### Rows from a dataset
--- START ---
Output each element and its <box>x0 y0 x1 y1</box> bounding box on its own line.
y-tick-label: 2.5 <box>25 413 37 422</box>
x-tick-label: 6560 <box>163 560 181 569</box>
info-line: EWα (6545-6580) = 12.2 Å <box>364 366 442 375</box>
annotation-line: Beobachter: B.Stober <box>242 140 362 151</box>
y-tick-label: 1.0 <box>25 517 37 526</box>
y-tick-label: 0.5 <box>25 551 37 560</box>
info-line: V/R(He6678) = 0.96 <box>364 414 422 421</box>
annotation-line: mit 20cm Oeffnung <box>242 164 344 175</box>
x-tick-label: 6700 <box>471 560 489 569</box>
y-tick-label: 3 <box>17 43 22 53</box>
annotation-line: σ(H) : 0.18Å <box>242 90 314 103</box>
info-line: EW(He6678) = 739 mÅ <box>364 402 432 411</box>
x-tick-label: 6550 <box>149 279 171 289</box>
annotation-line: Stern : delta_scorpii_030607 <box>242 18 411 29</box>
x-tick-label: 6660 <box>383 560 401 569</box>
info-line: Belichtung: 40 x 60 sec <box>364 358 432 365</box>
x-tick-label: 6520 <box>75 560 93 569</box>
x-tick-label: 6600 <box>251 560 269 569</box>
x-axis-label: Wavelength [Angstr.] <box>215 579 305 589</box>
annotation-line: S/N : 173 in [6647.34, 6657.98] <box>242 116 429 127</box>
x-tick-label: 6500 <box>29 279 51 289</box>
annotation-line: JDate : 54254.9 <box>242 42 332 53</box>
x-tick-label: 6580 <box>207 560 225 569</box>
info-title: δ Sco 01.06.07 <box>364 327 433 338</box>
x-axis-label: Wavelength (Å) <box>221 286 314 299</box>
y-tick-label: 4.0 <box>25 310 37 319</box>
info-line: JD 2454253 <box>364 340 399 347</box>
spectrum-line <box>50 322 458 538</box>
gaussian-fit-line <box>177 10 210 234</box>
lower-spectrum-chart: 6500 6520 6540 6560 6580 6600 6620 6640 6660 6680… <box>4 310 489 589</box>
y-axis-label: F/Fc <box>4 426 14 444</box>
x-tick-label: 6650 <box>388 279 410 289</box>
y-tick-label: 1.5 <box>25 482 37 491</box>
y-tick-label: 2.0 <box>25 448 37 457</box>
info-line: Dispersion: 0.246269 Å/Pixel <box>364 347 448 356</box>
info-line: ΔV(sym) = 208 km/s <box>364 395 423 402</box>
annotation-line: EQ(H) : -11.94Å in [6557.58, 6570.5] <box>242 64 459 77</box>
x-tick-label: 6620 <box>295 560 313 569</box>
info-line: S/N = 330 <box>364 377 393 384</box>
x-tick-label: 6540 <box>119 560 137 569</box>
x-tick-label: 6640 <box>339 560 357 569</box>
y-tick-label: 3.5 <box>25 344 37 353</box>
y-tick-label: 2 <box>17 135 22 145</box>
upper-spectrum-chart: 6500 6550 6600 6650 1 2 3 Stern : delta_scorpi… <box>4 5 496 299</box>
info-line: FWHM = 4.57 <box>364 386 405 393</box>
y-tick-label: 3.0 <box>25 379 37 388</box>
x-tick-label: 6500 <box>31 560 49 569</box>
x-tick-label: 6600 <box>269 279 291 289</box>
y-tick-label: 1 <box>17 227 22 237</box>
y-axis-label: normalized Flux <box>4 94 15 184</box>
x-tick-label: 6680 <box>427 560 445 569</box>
--- END ---
### EXERCISE AIM
Please rewrite the items from the first line through the line containing "annotation-line: σ(H) : 0.18Å", inclusive, changing "y-tick-label" to "vertical-tick-label" and leaving everything else as it is. Return only those lines.

### FULL RESPONSE
Output each element and its <box>x0 y0 x1 y1</box> bounding box on its own line.
vertical-tick-label: 2.5 <box>25 413 37 422</box>
x-tick-label: 6560 <box>163 560 181 569</box>
info-line: EWα (6545-6580) = 12.2 Å <box>364 366 442 375</box>
annotation-line: Beobachter: B.Stober <box>242 140 362 151</box>
vertical-tick-label: 1.0 <box>25 517 37 526</box>
vertical-tick-label: 0.5 <box>25 551 37 560</box>
info-line: V/R(He6678) = 0.96 <box>364 414 422 421</box>
annotation-line: mit 20cm Oeffnung <box>242 164 344 175</box>
x-tick-label: 6700 <box>471 560 489 569</box>
vertical-tick-label: 3 <box>17 43 22 53</box>
annotation-line: σ(H) : 0.18Å <box>242 90 314 103</box>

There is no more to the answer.